#### Challenge:
Check each line of the material. Copy those containing "name".

#### Supplied data:
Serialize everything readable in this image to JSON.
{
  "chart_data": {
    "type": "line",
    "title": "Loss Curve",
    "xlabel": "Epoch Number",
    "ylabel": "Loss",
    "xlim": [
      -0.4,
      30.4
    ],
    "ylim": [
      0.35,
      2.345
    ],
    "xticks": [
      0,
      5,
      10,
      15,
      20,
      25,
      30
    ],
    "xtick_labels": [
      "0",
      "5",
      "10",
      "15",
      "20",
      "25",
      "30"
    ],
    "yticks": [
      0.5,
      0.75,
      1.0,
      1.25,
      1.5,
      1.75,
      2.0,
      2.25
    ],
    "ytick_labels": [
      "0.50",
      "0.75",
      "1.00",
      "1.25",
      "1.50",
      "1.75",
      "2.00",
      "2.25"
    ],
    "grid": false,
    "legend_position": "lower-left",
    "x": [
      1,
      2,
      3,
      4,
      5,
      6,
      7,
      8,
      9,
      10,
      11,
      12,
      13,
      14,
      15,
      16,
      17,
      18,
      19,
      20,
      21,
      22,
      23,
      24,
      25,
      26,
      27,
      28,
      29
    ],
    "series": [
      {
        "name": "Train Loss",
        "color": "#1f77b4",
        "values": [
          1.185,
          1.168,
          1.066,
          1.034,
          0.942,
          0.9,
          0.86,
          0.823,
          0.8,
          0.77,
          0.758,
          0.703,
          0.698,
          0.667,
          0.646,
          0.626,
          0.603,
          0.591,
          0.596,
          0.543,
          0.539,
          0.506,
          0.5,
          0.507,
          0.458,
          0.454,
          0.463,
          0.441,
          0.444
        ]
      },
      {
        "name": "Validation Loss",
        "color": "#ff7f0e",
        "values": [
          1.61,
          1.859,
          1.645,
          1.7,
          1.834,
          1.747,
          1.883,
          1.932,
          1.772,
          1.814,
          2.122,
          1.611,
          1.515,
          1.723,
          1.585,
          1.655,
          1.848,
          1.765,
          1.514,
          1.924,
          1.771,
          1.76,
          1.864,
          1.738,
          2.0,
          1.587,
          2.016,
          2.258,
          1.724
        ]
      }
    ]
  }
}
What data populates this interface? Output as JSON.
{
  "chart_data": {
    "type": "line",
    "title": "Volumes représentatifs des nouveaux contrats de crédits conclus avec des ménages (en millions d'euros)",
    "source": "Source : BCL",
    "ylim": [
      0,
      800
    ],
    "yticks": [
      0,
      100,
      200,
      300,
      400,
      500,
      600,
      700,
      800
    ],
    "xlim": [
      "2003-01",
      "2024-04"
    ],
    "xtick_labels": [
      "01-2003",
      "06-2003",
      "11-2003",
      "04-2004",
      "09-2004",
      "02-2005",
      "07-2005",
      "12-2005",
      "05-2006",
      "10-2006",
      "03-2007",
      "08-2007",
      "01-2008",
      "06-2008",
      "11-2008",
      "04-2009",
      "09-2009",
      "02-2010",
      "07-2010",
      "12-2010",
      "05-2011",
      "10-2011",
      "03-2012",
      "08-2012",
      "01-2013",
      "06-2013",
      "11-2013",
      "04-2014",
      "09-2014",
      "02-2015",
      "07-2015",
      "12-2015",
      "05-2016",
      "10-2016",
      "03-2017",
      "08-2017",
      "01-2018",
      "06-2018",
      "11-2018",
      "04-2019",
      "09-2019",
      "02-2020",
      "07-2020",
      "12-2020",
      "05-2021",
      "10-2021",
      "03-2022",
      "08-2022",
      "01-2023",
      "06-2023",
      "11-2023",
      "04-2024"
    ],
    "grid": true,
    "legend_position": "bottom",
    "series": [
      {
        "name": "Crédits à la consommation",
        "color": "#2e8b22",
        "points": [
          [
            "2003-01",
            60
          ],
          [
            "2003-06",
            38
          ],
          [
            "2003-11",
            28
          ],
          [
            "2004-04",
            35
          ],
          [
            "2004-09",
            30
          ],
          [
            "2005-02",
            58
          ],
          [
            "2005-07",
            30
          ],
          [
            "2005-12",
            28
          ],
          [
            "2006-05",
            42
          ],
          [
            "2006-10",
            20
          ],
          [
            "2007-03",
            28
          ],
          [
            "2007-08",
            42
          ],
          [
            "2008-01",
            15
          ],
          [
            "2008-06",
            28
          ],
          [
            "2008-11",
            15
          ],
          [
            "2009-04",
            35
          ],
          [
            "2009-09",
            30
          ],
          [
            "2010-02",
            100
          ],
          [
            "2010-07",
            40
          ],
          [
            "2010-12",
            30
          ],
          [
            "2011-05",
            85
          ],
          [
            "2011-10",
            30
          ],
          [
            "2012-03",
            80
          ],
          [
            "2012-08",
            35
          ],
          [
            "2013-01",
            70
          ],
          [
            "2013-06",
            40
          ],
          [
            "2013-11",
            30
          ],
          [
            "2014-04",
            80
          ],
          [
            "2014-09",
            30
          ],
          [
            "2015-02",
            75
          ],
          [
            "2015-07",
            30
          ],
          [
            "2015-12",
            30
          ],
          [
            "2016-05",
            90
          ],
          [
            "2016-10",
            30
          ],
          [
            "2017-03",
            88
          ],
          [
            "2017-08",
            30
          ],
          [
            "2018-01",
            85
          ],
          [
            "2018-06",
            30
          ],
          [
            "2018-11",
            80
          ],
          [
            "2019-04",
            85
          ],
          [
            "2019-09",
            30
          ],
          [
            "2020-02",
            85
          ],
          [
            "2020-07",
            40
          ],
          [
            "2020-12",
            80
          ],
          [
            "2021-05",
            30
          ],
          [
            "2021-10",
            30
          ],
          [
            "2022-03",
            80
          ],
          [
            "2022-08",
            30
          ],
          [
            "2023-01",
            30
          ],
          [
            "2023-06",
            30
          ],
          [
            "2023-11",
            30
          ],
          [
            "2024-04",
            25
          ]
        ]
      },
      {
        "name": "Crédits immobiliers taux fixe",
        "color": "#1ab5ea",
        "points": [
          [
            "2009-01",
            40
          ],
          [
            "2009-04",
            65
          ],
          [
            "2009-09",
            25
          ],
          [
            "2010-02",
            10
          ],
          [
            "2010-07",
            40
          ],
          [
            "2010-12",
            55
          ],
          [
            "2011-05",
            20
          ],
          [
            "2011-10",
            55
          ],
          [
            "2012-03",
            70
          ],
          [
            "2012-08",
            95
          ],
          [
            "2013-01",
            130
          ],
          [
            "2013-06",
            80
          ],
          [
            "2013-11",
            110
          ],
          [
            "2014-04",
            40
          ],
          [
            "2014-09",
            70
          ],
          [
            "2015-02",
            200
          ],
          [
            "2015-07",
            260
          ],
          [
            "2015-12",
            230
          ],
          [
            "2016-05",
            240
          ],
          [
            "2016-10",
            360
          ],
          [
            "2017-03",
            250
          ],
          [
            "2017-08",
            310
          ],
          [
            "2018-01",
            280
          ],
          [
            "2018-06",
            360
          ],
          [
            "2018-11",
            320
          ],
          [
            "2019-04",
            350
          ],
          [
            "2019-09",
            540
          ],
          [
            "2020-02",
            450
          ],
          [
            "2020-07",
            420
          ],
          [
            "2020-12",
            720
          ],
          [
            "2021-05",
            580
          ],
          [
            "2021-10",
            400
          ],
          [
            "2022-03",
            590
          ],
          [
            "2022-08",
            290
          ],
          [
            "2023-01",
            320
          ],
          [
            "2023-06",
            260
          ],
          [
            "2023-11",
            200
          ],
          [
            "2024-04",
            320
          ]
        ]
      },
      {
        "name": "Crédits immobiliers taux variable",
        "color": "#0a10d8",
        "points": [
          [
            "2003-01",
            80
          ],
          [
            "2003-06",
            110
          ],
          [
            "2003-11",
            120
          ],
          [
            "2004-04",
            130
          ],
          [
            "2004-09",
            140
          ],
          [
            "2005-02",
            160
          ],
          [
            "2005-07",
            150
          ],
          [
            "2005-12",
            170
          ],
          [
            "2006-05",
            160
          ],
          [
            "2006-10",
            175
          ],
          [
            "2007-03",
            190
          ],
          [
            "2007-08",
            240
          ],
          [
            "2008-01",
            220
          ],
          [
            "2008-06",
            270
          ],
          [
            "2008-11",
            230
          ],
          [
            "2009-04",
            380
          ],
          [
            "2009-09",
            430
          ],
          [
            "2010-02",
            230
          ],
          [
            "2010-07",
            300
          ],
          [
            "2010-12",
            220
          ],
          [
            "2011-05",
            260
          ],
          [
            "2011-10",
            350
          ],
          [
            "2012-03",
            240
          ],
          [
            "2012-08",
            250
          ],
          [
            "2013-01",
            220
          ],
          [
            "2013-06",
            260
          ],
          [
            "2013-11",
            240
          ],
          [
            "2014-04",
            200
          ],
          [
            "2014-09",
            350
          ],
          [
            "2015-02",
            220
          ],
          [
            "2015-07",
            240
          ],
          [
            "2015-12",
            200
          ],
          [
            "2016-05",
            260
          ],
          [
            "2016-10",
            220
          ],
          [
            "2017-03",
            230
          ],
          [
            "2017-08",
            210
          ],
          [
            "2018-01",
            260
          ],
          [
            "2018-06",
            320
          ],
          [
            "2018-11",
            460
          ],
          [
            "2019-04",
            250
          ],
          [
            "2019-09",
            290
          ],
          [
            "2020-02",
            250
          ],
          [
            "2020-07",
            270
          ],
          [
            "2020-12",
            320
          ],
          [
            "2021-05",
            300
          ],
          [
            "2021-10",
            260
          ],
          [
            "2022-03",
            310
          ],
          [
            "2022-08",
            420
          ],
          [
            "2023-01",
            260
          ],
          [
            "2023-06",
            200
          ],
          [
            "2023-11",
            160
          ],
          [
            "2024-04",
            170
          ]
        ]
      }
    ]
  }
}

#### Full answer:
        "name": "Train Loss",
        "name": "Validation Loss",
        "name": "Crédits à la consommation",
        "name": "Crédits immobiliers taux fixe",
        "name": "Crédits immobiliers taux variable",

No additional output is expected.